- **What you need to do**
Every line with the word "dari" in it should be extracted from the data that follows.

- **Data entries**
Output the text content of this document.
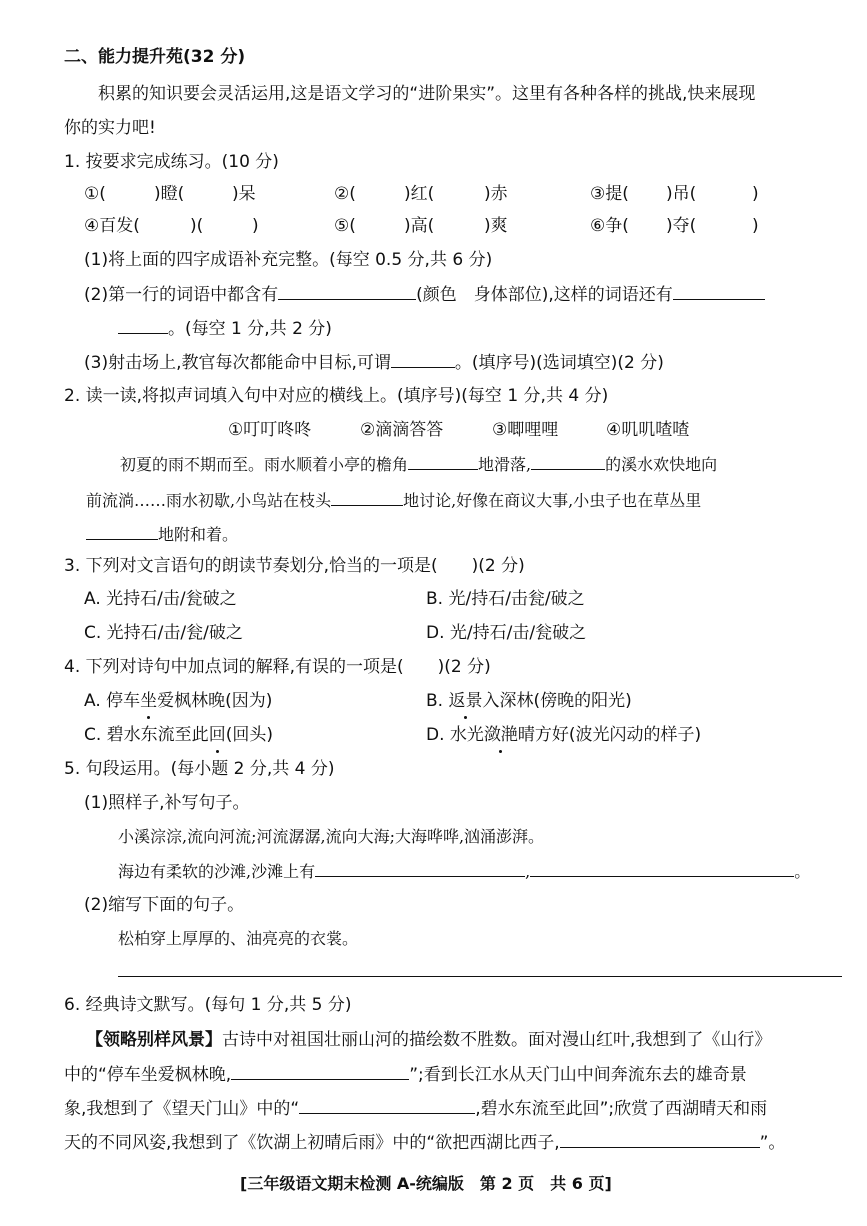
二、能力提升苑(32 分)
积累的知识要会灵活运用,这是语文学习的“进阶果实”。这里有各种各样的挑战,快来展现
你的实力吧!
1. 按要求完成练习。(10 分)
①(	)瞪(	)呆	②(	)红(	)赤	③提( )吊(	)
④百发(	)(	)	⑤(	)高(	)爽	⑥争( )夺(	)
(1)将上面的四字成语补充完整。(每空 0.5 分,共 6 分)
(2)第一行的词语中都含有	(颜色　身体部位),这样的词语还有
。(每空 1 分,共 2 分)
(3)射击场上,教官每次都能命中目标,可谓	。(填序号)(选词填空)(2 分)
2. 读一读,将拟声词填入句中对应的横线上。(填序号)(每空 1 分,共 4 分)
①叮叮咚咚	②滴滴答答	③唧哩哩	④叽叽喳喳
初夏的雨不期而至。雨水顺着小亭的檐角	地滑落,	的溪水欢快地向
前流淌……雨水初歇,小鸟站在枝头	地讨论,好像在商议大事,小虫子也在草丛里
地附和着。
3. 下列对文言语句的朗读节奏划分,恰当的一项是(　　)(2 分)
A. 光持石/击/瓮破之	B. 光/持石/击瓮/破之
C. 光持石/击/瓮/破之	D. 光/持石/击/瓮破之
4. 下列对诗句中加点词的解释,有误的一项是(　　)(2 分)
A. 停车坐爱枫林晚(因为)	B. 返景入深林(傍晚的阳光)
C. 碧水东流至此回(回头)	D. 水光潋滟晴方好(波光闪动的样子)
5. 句段运用。(每小题 2 分,共 4 分)
(1)照样子,补写句子。
小溪淙淙,流向河流;河流潺潺,流向大海;大海哗哗,汹涌澎湃。
海边有柔软的沙滩,沙滩上有	,	。
(2)缩写下面的句子。
松柏穿上厚厚的、油亮亮的衣裳。
6. 经典诗文默写。(每句 1 分,共 5 分)
【领略别样风景】古诗中对祖国壮丽山河的描绘数不胜数。面对漫山红叶,我想到了《山行》
中的“停车坐爱枫林晚,	”;看到长江水从天门山中间奔流东去的雄奇景
象,我想到了《望天门山》中的“	,碧水东流至此回”;欣赏了西湖晴天和雨
天的不同风姿,我想到了《饮湖上初晴后雨》中的“欲把西湖比西子,	”。
[三年级语文期末检测 A-统编版　第 2 页　共 6 页]
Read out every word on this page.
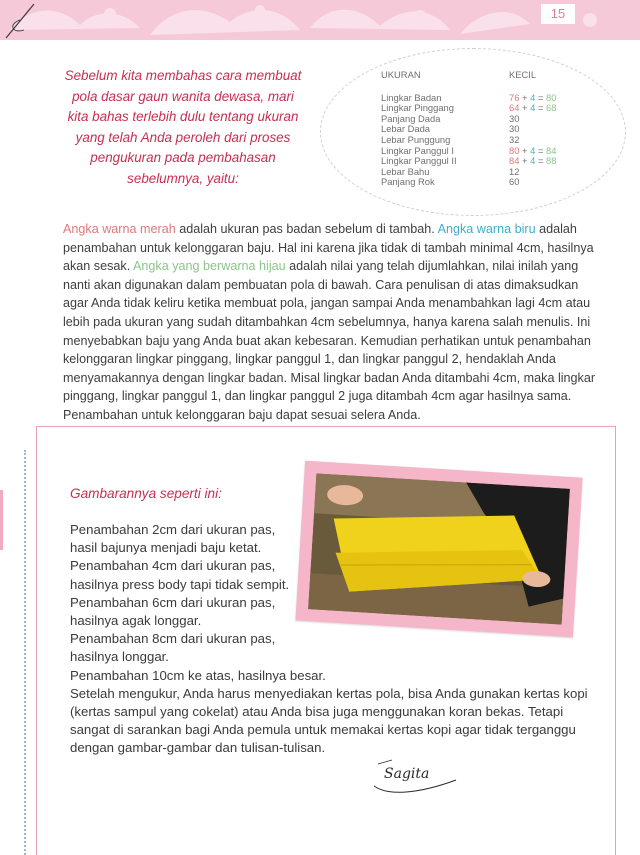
15
Sebelum kita membahas cara membuat pola dasar gaun wanita dewasa, mari kita bahas terlebih dulu tentang ukuran yang telah Anda peroleh dari proses pengukuran pada pembahasan sebelumnya, yaitu:
UKURAN	KECIL
Lingkar Badan	76 + 4 = 80
Lingkar Pinggang	64 + 4 = 68
Panjang Dada	30
Lebar Dada	30
Lebar Punggung	32
Lingkar Panggul I	80 + 4 = 84
Lingkar Panggul II	84 + 4 = 88
Lebar Bahu	12
Panjang Rok	60
Angka warna merah adalah ukuran pas badan sebelum di tambah. Angka warna biru adalah penambahan untuk kelonggaran baju. Hal ini karena jika tidak di tambah minimal 4cm, hasilnya akan sesak. Angka yang berwarna hijau adalah nilai yang telah dijumlahkan, nilai inilah yang nanti akan digunakan dalam pembuatan pola di bawah. Cara penulisan di atas dimaksudkan agar Anda tidak keliru ketika membuat pola, jangan sampai Anda menambahkan lagi 4cm atau lebih pada ukuran yang sudah ditambahkan 4cm sebelumnya, hanya karena salah menulis. Ini menyebabkan baju yang Anda buat akan kebesaran. Kemudian perhatikan untuk penambahan kelonggaran lingkar pinggang, lingkar panggul 1, dan lingkar panggul 2, hendaklah Anda menyamakannya dengan lingkar badan. Misal lingkar badan Anda ditambahi 4cm, maka lingkar pinggang, lingkar panggul 1, dan lingkar panggul 2 juga ditambah 4cm agar hasilnya sama. Penambahan untuk kelonggaran baju dapat sesuai selera Anda.
Gambarannya seperti ini:
Penambahan 2cm dari ukuran pas,
hasil bajunya menjadi baju ketat.
Penambahan 4cm dari ukuran pas,
hasilnya press body tapi tidak sempit.
Penambahan 6cm dari ukuran pas,
hasilnya agak longgar.
Penambahan 8cm dari ukuran pas,
hasilnya longgar.
Penambahan 10cm ke atas, hasilnya besar.
Setelah mengukur, Anda harus menyediakan kertas pola, bisa Anda gunakan kertas kopi (kertas sampul yang cokelat) atau Anda bisa juga menggunakan koran bekas. Tetapi sangat di sarankan bagi Anda pemula untuk memakai kertas kopi agar tidak terganggu dengan gambar-gambar dan tulisan-tulisan.
Sagita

- **Problem solution**
Sebelum kita membahas cara membuat pola dasar gaun wanita dewasa, mari kita bahas terlebih dulu tentang ukuran yang telah Anda peroleh dari proses pengukuran pada pembahasan sebelumnya, yaitu:
Penambahan 2cm dari ukuran pas,
Penambahan 4cm dari ukuran pas,
Penambahan 6cm dari ukuran pas,
Penambahan 8cm dari ukuran pas,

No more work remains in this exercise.